* BEGIN *

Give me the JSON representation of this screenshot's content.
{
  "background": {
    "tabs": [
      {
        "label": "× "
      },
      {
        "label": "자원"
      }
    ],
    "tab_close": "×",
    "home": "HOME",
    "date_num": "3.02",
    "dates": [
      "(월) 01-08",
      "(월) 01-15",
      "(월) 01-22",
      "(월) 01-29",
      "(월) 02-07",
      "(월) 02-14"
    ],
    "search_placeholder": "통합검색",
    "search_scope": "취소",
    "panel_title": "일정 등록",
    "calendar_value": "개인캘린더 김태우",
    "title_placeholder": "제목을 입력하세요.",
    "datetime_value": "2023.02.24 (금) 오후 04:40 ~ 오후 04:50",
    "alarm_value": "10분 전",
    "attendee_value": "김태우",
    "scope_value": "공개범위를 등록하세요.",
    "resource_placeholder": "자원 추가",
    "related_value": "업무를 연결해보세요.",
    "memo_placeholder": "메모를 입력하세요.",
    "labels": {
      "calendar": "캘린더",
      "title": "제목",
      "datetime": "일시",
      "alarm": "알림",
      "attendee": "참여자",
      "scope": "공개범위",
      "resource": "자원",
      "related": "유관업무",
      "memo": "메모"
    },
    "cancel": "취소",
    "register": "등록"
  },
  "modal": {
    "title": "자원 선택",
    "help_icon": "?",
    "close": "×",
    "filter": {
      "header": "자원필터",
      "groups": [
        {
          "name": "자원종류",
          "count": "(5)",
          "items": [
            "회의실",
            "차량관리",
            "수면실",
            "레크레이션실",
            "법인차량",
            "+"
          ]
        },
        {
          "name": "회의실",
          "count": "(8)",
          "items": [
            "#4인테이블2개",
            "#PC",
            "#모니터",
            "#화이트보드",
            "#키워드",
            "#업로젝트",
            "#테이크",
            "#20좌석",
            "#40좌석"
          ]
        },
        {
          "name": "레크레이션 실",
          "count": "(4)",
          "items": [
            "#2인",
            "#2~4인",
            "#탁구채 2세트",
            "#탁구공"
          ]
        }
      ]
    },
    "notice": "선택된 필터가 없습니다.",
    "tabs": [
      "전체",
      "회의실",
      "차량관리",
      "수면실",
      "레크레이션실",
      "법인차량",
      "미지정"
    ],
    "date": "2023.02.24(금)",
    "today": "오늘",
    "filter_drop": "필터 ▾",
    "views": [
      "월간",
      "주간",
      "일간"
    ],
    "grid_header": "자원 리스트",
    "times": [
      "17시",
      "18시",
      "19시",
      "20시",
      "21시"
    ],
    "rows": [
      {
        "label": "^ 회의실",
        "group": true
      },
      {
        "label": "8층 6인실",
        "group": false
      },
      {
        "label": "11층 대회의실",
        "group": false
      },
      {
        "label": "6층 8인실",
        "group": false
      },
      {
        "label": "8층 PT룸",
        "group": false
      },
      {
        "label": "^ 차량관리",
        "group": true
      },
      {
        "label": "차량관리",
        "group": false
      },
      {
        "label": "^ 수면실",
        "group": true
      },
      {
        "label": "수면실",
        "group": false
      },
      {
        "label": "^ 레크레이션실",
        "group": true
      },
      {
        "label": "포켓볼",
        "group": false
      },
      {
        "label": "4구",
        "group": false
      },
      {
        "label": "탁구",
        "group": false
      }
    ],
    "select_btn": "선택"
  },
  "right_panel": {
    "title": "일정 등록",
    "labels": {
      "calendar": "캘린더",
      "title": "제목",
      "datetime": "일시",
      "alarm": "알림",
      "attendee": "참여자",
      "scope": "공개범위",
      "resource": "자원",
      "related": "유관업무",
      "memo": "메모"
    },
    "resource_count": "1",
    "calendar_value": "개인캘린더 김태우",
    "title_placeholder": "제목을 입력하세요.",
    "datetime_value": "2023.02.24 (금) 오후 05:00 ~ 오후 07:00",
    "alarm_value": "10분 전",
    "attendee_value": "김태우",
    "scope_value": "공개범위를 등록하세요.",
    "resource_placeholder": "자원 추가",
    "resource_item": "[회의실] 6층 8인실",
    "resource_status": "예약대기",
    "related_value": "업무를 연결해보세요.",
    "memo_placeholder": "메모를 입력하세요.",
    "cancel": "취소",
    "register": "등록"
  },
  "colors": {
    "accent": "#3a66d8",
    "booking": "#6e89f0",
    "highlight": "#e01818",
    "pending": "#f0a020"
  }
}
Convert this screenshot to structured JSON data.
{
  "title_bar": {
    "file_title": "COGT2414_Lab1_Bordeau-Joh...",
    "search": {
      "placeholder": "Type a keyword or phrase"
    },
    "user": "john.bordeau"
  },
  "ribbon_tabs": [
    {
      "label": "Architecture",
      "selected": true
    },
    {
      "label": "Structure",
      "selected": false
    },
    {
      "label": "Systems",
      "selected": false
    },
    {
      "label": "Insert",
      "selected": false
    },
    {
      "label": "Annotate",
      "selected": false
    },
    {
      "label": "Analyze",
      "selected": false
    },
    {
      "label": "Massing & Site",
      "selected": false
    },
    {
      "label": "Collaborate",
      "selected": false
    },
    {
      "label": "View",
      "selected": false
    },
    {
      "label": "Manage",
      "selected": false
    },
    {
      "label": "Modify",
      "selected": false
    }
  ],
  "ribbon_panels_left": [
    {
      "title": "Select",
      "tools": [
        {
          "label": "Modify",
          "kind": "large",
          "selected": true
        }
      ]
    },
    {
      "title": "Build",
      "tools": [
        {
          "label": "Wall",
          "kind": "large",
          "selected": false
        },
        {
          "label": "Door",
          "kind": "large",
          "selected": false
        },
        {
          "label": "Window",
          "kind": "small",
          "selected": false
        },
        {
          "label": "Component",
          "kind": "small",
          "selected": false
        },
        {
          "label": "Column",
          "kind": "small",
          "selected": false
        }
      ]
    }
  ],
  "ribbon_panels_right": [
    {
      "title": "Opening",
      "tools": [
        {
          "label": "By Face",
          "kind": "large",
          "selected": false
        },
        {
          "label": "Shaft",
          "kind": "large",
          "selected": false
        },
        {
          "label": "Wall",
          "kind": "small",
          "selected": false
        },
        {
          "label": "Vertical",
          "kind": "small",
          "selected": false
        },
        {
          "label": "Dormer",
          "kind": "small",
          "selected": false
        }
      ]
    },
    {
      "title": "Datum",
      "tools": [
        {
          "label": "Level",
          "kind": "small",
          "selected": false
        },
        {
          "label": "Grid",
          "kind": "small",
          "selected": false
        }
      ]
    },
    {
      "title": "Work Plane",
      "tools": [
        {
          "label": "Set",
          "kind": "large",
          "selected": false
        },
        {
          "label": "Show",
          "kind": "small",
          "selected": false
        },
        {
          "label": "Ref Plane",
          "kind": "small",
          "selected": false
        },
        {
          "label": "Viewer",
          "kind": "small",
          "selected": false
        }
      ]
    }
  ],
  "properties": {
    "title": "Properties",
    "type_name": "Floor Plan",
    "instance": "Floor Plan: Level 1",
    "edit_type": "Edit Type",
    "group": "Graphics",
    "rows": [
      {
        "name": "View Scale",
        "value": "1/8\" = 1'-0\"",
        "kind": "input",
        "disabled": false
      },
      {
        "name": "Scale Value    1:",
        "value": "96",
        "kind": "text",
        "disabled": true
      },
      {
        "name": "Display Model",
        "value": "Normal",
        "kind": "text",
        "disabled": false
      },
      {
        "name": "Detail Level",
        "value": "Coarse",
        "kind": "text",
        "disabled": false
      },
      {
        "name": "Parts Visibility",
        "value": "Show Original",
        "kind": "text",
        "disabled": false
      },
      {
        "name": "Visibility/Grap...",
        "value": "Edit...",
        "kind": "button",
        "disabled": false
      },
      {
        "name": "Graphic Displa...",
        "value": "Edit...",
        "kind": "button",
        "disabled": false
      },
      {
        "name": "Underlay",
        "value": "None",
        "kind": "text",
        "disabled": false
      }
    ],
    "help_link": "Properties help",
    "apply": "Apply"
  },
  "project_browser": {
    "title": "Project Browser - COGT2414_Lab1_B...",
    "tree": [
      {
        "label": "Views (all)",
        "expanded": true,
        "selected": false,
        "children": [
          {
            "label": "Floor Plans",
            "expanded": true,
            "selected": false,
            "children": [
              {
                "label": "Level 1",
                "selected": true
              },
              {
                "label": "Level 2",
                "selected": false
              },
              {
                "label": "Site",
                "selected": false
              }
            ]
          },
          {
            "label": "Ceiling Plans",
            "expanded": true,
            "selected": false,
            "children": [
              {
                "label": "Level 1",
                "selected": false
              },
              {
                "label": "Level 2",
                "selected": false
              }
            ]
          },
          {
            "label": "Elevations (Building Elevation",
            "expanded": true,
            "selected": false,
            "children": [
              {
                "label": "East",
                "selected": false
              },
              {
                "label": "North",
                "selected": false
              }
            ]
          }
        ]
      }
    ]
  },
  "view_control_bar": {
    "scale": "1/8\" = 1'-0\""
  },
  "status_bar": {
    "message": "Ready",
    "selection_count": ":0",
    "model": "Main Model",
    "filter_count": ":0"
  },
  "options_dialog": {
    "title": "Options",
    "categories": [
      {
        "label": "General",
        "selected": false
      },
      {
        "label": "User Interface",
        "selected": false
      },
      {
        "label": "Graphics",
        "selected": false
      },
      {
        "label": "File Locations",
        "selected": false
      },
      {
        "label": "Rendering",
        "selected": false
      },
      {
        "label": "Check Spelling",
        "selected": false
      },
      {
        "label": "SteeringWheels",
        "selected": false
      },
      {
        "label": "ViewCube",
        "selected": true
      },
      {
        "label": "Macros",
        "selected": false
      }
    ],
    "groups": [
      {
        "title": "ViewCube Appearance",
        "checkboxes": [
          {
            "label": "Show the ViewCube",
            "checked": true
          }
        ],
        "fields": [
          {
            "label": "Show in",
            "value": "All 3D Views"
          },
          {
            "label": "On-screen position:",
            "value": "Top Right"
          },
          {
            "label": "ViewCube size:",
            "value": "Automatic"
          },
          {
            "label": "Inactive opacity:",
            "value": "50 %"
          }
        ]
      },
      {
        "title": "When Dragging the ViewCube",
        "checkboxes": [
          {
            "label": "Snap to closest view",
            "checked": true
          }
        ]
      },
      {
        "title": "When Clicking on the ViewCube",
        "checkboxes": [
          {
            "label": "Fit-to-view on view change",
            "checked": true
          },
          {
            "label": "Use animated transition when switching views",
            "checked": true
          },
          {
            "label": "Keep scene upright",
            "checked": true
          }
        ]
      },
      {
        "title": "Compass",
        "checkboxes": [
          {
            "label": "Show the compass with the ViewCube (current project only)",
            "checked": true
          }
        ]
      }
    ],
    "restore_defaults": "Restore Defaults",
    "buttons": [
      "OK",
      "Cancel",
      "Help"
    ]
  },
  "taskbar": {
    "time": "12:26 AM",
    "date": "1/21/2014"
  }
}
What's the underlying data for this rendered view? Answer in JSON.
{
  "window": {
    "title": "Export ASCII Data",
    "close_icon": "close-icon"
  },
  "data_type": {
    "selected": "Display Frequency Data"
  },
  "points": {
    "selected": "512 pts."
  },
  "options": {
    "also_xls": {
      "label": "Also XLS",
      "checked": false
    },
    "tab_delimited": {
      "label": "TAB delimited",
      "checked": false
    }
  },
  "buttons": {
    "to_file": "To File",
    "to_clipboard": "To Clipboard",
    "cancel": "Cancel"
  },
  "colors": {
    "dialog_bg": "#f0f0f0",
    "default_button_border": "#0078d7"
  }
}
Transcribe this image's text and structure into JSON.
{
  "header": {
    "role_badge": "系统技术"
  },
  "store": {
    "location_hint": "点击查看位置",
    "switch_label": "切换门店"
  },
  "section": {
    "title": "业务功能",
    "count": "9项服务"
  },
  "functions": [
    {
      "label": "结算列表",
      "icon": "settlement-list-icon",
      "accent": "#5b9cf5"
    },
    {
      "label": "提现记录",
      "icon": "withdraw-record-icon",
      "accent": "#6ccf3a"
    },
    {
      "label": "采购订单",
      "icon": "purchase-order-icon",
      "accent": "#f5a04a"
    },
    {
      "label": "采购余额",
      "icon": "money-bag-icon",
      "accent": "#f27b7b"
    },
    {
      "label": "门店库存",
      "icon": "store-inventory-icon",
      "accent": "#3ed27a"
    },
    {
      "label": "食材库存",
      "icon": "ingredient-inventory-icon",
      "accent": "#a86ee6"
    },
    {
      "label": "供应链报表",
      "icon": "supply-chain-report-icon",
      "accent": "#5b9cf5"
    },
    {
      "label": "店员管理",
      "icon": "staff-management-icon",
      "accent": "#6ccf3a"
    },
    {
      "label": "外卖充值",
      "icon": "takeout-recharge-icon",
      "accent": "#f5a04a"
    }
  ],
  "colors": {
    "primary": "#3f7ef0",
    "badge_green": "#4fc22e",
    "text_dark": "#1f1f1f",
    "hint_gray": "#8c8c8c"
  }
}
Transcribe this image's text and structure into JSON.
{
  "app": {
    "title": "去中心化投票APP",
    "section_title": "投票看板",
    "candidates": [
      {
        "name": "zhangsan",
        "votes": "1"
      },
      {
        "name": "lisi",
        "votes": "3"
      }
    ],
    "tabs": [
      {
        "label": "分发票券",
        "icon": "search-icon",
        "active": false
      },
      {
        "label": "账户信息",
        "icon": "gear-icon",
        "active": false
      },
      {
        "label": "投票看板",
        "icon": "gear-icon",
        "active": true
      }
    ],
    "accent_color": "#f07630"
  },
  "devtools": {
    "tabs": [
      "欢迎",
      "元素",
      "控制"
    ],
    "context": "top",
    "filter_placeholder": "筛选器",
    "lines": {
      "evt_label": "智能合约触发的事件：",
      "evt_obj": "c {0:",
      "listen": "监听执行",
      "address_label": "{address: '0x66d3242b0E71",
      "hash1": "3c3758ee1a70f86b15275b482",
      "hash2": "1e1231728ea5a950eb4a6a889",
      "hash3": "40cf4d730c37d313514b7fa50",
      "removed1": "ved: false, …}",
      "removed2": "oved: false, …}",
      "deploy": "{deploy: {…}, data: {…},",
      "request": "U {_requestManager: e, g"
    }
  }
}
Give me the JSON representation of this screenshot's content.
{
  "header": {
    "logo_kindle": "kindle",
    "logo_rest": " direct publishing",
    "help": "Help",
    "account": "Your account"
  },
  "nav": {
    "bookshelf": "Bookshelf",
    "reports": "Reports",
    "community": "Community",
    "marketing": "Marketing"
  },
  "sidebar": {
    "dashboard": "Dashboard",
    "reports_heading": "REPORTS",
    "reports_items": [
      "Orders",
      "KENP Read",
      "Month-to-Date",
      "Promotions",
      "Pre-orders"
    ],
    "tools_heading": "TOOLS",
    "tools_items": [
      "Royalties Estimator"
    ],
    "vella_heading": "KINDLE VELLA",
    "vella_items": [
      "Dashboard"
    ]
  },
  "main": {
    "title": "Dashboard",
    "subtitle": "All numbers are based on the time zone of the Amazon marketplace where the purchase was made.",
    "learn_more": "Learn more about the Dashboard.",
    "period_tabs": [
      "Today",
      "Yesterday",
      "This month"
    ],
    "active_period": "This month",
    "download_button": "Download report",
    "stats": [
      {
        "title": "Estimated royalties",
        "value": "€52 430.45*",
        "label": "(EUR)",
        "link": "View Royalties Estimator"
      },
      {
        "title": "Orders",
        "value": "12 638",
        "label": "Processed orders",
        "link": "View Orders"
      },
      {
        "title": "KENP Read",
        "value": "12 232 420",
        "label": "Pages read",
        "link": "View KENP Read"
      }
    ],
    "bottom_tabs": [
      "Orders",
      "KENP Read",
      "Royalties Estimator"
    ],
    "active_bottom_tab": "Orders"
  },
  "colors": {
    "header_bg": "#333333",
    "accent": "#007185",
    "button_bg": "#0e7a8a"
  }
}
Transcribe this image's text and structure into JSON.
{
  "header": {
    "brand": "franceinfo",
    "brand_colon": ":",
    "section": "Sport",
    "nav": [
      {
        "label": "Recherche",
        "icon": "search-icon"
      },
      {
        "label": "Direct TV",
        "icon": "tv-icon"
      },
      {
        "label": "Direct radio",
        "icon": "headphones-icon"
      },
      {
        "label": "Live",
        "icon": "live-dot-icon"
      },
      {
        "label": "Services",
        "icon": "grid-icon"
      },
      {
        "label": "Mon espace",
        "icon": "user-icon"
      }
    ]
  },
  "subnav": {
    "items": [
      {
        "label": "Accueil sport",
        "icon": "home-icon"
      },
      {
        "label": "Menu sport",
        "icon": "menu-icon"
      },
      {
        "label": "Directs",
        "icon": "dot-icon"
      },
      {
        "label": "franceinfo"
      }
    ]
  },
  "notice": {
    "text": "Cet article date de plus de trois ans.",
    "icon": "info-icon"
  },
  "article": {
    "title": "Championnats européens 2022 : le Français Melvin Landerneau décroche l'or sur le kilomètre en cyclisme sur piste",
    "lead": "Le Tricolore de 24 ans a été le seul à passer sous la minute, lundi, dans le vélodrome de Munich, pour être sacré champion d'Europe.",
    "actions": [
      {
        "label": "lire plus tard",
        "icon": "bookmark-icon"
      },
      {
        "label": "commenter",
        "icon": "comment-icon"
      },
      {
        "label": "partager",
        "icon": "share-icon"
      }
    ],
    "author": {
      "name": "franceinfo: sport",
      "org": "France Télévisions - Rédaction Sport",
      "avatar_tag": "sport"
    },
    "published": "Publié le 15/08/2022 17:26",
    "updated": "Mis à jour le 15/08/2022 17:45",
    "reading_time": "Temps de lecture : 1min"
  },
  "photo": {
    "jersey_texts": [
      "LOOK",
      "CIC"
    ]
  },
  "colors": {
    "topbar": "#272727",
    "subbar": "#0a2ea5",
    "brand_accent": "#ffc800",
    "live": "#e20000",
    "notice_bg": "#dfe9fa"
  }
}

* END *

§ **EXERCISE REQUIREMENTS**
Pick out the lines that have the word "Plans". Copy them all.

§ **RESULT OF THE TASK**
            "label": "Floor Plans",
            "label": "Ceiling Plans",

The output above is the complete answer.